### PROBLEM TO WORK ON:
Please print each entry below exactly as it reads.

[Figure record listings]
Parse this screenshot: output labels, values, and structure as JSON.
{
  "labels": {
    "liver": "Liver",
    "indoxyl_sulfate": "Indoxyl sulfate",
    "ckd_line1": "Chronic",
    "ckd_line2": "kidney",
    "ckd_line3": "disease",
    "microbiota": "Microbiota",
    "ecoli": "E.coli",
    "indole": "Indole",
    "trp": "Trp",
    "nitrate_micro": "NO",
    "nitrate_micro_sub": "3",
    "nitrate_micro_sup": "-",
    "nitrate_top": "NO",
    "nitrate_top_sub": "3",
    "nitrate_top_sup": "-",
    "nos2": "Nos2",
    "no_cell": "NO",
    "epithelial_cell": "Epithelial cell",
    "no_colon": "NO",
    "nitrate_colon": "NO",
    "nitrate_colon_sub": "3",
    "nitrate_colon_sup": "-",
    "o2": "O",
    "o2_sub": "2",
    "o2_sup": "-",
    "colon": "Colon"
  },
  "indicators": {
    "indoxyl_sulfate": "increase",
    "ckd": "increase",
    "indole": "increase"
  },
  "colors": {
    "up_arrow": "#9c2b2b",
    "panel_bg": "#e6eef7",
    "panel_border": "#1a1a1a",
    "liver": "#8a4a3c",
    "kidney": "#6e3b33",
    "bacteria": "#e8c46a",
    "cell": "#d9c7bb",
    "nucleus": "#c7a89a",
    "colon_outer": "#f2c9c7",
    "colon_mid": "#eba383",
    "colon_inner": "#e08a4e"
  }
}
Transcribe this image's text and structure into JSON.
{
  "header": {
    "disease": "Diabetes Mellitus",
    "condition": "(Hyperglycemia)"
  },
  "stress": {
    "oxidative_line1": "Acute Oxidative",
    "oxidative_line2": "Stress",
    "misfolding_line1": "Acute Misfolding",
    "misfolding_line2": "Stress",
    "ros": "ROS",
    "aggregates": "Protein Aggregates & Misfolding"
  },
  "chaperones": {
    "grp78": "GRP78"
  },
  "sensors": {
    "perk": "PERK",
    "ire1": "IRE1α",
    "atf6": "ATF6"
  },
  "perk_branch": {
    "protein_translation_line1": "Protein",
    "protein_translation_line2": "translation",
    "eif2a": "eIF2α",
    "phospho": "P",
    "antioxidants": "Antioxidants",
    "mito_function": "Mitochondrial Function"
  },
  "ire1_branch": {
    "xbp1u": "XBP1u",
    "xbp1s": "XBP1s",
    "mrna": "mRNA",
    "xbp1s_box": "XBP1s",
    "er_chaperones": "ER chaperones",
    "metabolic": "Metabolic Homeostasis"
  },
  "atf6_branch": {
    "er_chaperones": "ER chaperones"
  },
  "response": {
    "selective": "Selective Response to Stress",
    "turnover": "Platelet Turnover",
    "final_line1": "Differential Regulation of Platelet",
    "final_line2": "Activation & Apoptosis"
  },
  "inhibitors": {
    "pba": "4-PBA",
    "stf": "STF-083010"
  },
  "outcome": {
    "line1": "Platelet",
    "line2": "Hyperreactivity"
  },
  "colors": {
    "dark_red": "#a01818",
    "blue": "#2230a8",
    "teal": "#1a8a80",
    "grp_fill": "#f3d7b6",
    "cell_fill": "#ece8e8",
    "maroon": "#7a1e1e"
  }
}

### EXERCISE RESULT:
Parse this screenshot: output labels, values, and structure as JSON.
{
  "labels": {
    "liver": "Liver",
    "indoxyl_sulfate": "Indoxyl sulfate",
    "ckd_line1": "Chronic",
    "ckd_line2": "kidney",
    "ckd_line3": "disease",
    "microbiota": "Microbiota",
    "ecoli": "E.coli",
    "indole": "Indole",
    "trp": "Trp",
    "nitrate_micro": "NO",
    "nitrate_micro_sub": "3",
    "nitrate_micro_sup": "-",
    "nitrate_top": "NO",
    "nitrate_top_sub": "3",
    "nitrate_top_sup": "-",
    "nos2": "Nos2",
    "no_cell": "NO",
    "epithelial_cell": "Epithelial cell",
    "no_colon": "NO",
    "nitrate_colon": "NO",
    "nitrate_colon_sub": "3",
    "nitrate_colon_sup": "-",
    "o2": "O",
    "o2_sub": "2",
    "o2_sup": "-",
    "colon": "Colon"
  },
  "indicators": {
    "indoxyl_sulfate": "increase",
    "ckd": "increase",
    "indole": "increase"
  },
  "colors": {
    "up_arrow": "#9c2b2b",
    "panel_bg": "#e6eef7",
    "panel_border": "#1a1a1a",
    "liver": "#8a4a3c",
    "kidney": "#6e3b33",
    "bacteria": "#e8c46a",
    "cell": "#d9c7bb",
    "nucleus": "#c7a89a",
    "colon_outer": "#f2c9c7",
    "colon_mid": "#eba383",
    "colon_inner": "#e08a4e"
  }
}
Transcribe this image's text and structure into JSON.
{
  "header": {
    "disease": "Diabetes Mellitus",
    "condition": "(Hyperglycemia)"
  },
  "stress": {
    "oxidative_line1": "Acute Oxidative",
    "oxidative_line2": "Stress",
    "misfolding_line1": "Acute Misfolding",
    "misfolding_line2": "Stress",
    "ros": "ROS",
    "aggregates": "Protein Aggregates & Misfolding"
  },
  "chaperones": {
    "grp78": "GRP78"
  },
  "sensors": {
    "perk": "PERK",
    "ire1": "IRE1α",
    "atf6": "ATF6"
  },
  "perk_branch": {
    "protein_translation_line1": "Protein",
    "protein_translation_line2": "translation",
    "eif2a": "eIF2α",
    "phospho": "P",
    "antioxidants": "Antioxidants",
    "mito_function": "Mitochondrial Function"
  },
  "ire1_branch": {
    "xbp1u": "XBP1u",
    "xbp1s": "XBP1s",
    "mrna": "mRNA",
    "xbp1s_box": "XBP1s",
    "er_chaperones": "ER chaperones",
    "metabolic": "Metabolic Homeostasis"
  },
  "atf6_branch": {
    "er_chaperones": "ER chaperones"
  },
  "response": {
    "selective": "Selective Response to Stress",
    "turnover": "Platelet Turnover",
    "final_line1": "Differential Regulation of Platelet",
    "final_line2": "Activation & Apoptosis"
  },
  "inhibitors": {
    "pba": "4-PBA",
    "stf": "STF-083010"
  },
  "outcome": {
    "line1": "Platelet",
    "line2": "Hyperreactivity"
  },
  "colors": {
    "dark_red": "#a01818",
    "blue": "#2230a8",
    "teal": "#1a8a80",
    "grp_fill": "#f3d7b6",
    "cell_fill": "#ece8e8",
    "maroon": "#7a1e1e"
  }
}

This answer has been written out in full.